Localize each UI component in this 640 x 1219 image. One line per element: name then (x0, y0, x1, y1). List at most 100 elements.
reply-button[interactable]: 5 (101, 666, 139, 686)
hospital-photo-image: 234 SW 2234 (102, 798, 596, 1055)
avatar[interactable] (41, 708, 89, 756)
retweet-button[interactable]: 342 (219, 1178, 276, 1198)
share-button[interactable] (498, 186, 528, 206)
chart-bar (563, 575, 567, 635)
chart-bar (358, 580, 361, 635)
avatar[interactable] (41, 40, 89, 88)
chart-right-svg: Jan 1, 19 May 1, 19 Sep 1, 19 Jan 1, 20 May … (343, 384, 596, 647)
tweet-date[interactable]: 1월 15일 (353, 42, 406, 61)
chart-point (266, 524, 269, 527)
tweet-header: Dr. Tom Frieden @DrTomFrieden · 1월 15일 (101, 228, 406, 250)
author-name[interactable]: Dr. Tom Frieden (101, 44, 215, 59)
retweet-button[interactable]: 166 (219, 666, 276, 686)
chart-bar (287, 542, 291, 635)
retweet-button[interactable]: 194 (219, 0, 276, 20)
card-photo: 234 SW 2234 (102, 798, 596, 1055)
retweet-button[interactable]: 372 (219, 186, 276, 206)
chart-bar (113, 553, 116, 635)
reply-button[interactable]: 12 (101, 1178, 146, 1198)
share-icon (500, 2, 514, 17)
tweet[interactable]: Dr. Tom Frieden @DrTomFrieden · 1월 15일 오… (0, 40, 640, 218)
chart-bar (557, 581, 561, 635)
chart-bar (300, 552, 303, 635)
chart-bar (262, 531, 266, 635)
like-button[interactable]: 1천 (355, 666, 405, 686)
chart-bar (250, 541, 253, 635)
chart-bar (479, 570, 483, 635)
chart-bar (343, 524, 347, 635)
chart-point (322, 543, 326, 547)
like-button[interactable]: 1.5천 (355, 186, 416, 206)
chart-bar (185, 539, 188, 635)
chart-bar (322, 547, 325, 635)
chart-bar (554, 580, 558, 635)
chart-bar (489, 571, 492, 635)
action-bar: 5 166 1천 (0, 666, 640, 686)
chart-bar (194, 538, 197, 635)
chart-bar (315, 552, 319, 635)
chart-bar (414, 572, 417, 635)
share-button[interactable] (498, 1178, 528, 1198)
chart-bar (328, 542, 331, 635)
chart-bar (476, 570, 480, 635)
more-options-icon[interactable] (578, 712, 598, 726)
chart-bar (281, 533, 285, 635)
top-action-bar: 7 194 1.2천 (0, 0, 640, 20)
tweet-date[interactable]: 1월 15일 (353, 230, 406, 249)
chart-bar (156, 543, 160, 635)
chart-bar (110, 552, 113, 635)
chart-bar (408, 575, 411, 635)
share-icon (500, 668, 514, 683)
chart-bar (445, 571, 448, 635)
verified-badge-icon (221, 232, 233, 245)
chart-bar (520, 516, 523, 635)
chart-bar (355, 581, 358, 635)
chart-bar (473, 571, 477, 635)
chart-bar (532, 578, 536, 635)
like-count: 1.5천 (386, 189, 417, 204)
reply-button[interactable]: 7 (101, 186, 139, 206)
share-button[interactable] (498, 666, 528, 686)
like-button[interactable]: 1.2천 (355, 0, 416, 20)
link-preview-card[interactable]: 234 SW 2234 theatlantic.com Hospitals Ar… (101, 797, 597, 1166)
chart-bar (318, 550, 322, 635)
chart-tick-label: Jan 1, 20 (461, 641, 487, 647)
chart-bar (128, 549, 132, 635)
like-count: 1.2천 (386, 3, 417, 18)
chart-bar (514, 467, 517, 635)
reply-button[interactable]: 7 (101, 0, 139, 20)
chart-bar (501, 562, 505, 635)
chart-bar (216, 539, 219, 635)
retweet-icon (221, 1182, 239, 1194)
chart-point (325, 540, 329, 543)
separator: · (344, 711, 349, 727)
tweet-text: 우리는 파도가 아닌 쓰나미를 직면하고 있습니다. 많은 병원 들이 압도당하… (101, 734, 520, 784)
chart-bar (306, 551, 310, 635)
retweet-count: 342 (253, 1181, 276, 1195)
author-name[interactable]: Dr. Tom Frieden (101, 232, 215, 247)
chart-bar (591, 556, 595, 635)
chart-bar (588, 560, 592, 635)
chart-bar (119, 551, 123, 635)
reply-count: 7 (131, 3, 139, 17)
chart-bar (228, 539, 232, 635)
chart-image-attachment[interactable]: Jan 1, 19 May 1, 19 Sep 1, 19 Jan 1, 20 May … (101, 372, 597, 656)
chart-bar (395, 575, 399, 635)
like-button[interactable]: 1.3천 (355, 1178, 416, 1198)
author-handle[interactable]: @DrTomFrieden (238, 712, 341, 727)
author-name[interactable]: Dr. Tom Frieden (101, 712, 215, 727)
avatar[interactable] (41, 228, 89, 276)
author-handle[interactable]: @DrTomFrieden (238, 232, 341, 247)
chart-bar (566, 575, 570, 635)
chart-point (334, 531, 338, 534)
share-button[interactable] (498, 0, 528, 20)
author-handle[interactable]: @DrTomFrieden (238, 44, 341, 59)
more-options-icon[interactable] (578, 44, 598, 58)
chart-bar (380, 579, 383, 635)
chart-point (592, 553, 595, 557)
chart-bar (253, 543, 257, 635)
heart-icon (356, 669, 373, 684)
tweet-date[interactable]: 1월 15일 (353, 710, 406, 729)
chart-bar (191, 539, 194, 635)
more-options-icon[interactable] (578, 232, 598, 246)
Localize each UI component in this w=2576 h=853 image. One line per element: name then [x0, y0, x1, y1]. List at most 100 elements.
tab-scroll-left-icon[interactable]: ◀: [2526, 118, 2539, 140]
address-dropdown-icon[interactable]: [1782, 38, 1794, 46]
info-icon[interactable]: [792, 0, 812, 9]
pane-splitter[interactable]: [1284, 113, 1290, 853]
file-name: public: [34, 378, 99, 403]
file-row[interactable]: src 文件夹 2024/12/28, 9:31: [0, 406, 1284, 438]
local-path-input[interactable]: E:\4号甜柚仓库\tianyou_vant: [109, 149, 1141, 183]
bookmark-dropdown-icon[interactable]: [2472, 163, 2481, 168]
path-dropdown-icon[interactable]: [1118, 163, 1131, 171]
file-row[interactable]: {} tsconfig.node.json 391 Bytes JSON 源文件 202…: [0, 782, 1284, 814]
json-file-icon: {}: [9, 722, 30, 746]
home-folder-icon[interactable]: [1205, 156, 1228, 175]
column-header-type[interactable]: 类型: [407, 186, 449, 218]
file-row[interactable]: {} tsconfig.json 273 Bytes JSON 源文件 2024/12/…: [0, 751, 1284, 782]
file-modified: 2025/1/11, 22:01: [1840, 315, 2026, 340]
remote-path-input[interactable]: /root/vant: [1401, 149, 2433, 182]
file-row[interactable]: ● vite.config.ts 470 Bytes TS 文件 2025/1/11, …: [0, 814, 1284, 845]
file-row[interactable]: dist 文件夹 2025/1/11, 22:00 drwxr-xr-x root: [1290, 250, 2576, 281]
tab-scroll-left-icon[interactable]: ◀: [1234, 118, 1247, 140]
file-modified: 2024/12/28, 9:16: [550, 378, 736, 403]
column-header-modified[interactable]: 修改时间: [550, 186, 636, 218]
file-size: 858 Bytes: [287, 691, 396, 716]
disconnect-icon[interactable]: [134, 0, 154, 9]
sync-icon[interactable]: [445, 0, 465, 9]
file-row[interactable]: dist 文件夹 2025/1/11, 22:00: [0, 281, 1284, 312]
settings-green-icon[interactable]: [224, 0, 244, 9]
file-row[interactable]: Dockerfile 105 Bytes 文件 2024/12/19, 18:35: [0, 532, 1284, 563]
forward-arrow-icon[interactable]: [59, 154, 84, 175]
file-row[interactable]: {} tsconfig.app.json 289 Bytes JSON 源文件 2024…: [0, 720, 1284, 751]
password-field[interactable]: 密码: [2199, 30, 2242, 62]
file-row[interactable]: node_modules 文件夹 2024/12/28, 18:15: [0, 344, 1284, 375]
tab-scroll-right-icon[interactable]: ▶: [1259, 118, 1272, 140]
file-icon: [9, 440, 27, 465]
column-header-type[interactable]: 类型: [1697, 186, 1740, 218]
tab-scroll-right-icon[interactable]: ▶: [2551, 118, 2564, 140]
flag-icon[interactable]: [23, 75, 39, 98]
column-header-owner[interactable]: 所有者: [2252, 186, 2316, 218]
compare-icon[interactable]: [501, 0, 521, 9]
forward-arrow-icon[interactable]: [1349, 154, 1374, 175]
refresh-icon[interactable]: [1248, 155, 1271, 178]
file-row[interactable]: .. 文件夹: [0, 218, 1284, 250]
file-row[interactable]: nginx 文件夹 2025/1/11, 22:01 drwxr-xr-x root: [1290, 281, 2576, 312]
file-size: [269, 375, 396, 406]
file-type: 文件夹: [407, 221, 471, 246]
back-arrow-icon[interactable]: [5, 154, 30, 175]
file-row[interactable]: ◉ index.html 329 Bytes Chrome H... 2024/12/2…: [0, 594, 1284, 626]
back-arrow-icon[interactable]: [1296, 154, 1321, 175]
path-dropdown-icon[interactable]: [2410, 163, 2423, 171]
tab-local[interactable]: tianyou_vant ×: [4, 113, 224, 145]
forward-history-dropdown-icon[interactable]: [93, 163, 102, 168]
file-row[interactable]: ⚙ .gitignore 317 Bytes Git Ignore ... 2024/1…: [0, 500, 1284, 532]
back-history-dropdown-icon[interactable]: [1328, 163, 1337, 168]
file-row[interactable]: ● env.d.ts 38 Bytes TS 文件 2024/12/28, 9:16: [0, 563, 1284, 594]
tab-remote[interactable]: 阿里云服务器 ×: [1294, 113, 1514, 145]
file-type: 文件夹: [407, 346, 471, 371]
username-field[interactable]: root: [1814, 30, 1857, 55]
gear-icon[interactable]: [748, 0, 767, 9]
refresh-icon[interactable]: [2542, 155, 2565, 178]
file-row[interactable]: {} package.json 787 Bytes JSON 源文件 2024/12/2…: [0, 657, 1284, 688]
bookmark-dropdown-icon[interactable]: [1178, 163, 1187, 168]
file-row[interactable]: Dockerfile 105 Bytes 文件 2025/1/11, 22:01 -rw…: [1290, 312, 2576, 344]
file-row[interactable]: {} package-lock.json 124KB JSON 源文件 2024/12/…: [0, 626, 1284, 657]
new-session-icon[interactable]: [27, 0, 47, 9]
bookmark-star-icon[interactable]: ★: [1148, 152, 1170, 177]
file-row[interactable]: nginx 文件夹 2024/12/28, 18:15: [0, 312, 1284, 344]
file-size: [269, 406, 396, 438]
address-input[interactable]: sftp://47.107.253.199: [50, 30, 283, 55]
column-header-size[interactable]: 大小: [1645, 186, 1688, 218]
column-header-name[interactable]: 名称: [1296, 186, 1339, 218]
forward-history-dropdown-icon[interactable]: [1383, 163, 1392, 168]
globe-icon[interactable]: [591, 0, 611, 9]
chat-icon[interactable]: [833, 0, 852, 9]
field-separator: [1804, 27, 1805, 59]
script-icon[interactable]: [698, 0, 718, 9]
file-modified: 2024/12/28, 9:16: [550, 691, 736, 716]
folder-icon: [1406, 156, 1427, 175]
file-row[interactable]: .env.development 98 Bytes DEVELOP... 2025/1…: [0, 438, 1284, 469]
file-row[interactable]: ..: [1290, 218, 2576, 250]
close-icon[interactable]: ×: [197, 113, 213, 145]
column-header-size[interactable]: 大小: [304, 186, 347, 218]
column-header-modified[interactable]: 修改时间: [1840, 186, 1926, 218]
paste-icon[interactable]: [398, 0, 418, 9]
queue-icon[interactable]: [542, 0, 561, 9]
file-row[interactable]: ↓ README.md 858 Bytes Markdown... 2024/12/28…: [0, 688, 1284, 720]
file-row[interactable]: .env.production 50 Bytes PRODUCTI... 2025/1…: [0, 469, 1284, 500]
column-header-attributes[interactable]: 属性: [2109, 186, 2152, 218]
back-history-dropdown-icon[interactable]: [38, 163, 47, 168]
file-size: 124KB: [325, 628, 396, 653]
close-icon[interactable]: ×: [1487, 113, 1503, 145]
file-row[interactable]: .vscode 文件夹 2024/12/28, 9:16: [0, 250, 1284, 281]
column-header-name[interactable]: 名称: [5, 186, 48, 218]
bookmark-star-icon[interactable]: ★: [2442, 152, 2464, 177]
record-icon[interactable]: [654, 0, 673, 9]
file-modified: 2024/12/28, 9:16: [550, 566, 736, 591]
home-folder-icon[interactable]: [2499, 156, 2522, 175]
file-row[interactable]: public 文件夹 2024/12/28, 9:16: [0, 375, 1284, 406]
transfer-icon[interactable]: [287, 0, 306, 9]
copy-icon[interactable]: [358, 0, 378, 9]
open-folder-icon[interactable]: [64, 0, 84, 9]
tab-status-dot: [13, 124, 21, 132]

^^^^^^^^

> _WHAT YOU ARE ASKED TO DO_
Write out everything above from the first row down through the row containing "tweet-header: Dr. Tom", keeping each of these rows unchanged.

> _EXERCISE RESULT_
Localize each UI component in this 640 x 1219 image. One line per element: name then (x0, y0, x1, y1). List at most 100 elements.
reply-button[interactable]: 5 (101, 666, 139, 686)
hospital-photo-image: 234 SW 2234 (102, 798, 596, 1055)
avatar[interactable] (41, 708, 89, 756)
retweet-button[interactable]: 342 (219, 1178, 276, 1198)
share-button[interactable] (498, 186, 528, 206)
chart-bar (563, 575, 567, 635)
chart-bar (358, 580, 361, 635)
avatar[interactable] (41, 40, 89, 88)
chart-right-svg: Jan 1, 19 May 1, 19 Sep 1, 19 Jan 1, 20 May … (343, 384, 596, 647)
tweet-date[interactable]: 1월 15일 (353, 42, 406, 61)
chart-point (266, 524, 269, 527)
tweet-header: Dr. Tom Frieden @DrTomFrieden · 1월 15일 (101, 228, 406, 250)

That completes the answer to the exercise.